> [GOAL OF THE EXERCISE] Filter the listing and keep only the lines with the word "Ψώρα".

-- start PROVIDED DATA --

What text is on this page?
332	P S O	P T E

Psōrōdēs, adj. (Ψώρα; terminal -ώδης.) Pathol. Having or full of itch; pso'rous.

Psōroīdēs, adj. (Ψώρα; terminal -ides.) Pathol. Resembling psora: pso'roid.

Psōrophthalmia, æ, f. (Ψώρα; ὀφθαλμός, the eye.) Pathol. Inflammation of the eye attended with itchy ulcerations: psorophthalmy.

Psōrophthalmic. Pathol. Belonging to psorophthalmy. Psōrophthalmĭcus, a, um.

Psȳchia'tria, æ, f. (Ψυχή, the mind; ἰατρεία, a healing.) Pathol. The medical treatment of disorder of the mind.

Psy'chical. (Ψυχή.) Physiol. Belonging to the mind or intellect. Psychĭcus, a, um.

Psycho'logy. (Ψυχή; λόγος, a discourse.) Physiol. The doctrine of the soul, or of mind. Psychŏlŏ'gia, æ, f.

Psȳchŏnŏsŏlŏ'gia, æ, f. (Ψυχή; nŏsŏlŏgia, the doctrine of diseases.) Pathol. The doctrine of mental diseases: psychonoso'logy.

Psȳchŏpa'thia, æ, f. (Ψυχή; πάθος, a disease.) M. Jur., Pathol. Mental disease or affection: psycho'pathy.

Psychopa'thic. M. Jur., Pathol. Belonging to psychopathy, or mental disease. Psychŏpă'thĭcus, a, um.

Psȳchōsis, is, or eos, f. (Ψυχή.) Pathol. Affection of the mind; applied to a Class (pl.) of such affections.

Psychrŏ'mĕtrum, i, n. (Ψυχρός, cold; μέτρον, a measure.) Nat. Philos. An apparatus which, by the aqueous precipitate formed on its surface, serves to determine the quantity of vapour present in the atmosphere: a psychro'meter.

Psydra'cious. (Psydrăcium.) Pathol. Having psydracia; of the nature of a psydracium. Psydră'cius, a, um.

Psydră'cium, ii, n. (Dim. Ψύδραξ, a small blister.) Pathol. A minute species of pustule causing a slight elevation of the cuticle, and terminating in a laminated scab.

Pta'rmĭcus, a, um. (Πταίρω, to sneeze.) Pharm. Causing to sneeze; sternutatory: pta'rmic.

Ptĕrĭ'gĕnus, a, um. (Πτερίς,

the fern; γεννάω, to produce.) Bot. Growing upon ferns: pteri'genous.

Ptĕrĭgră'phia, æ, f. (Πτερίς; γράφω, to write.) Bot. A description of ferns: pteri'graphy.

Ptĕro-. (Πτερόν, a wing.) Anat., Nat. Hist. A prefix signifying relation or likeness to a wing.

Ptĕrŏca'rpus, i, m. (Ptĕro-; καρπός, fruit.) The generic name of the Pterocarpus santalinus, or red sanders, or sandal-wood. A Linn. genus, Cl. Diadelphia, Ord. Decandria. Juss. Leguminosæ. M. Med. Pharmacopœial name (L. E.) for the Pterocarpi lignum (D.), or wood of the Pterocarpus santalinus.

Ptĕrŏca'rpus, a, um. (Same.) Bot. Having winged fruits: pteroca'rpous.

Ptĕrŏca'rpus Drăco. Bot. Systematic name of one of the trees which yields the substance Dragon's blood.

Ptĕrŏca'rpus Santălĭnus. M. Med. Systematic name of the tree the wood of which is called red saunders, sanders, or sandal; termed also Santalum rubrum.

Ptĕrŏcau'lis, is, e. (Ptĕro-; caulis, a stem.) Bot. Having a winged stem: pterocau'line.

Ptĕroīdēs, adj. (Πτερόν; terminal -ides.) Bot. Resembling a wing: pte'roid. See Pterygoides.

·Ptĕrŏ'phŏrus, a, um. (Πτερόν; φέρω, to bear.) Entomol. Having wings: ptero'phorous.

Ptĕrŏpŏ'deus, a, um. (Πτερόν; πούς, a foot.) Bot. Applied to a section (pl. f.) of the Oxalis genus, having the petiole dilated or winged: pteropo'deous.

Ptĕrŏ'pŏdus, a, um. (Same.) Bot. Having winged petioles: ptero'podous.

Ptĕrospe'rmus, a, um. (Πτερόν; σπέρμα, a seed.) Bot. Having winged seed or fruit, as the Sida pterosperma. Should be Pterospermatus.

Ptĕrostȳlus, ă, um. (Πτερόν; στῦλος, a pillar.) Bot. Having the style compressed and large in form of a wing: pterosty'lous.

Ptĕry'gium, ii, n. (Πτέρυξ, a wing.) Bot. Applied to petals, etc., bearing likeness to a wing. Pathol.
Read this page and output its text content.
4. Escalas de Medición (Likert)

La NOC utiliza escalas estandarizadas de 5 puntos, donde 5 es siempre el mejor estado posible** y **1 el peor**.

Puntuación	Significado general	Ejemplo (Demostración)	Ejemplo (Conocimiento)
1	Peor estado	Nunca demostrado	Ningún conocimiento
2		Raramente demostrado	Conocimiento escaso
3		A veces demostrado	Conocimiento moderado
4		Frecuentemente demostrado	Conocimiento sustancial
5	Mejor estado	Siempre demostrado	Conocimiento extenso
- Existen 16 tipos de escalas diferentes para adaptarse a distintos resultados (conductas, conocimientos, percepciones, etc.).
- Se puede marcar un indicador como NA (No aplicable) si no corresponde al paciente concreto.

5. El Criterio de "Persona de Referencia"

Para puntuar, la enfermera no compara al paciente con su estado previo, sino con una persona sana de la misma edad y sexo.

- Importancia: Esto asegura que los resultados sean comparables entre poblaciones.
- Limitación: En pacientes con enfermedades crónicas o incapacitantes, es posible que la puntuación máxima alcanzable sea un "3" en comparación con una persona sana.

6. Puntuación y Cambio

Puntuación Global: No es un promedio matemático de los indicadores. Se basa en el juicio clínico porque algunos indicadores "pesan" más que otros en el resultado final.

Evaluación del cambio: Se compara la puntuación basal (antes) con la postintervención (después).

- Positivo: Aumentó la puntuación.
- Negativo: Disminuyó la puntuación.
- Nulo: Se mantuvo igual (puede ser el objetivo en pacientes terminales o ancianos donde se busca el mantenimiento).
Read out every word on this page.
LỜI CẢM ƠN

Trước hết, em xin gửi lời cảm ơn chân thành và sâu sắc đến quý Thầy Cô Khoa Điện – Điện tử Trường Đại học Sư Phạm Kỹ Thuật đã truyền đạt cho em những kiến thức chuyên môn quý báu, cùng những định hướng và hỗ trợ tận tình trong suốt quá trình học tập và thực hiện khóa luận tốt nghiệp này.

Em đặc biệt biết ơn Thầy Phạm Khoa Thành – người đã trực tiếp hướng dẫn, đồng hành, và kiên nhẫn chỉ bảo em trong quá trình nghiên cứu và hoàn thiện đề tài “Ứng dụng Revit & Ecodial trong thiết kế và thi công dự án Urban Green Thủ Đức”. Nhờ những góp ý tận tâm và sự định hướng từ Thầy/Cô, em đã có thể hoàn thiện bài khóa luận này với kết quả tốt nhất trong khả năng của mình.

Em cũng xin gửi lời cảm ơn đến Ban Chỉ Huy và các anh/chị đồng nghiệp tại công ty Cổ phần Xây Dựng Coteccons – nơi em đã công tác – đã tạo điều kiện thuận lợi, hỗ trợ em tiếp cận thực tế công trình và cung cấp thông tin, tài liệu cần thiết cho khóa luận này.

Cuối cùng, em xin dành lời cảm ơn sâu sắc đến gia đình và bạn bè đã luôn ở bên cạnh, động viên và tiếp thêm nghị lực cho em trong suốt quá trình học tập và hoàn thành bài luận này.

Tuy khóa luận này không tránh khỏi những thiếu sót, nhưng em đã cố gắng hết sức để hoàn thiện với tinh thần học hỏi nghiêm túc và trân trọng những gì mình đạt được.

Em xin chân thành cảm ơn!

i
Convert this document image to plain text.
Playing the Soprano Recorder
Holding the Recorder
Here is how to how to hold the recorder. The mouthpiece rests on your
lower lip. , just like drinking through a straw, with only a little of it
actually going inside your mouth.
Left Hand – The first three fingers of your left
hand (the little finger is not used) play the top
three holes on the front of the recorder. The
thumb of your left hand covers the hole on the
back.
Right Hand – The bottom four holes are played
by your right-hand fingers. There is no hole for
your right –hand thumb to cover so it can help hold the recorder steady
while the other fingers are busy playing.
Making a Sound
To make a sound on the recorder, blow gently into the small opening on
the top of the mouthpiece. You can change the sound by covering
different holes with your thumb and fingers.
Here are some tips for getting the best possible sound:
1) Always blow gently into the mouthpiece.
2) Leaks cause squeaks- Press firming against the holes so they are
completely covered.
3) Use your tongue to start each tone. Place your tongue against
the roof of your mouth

-- end PROVIDED DATA --

> [SOLUTION TO THIS EXERCISE]
Psōrōdēs, adj. (Ψώρα; terminal -ώδης.) Pathol. Having or full of itch; pso'rous.
Psōroīdēs, adj. (Ψώρα; terminal -ides.) Pathol. Resembling psora: pso'roid.
Psōrophthalmia, æ, f. (Ψώρα; ὀφθαλμός, the eye.) Pathol. Inflammation of the eye attended with itchy ulcerations: psorophthalmy.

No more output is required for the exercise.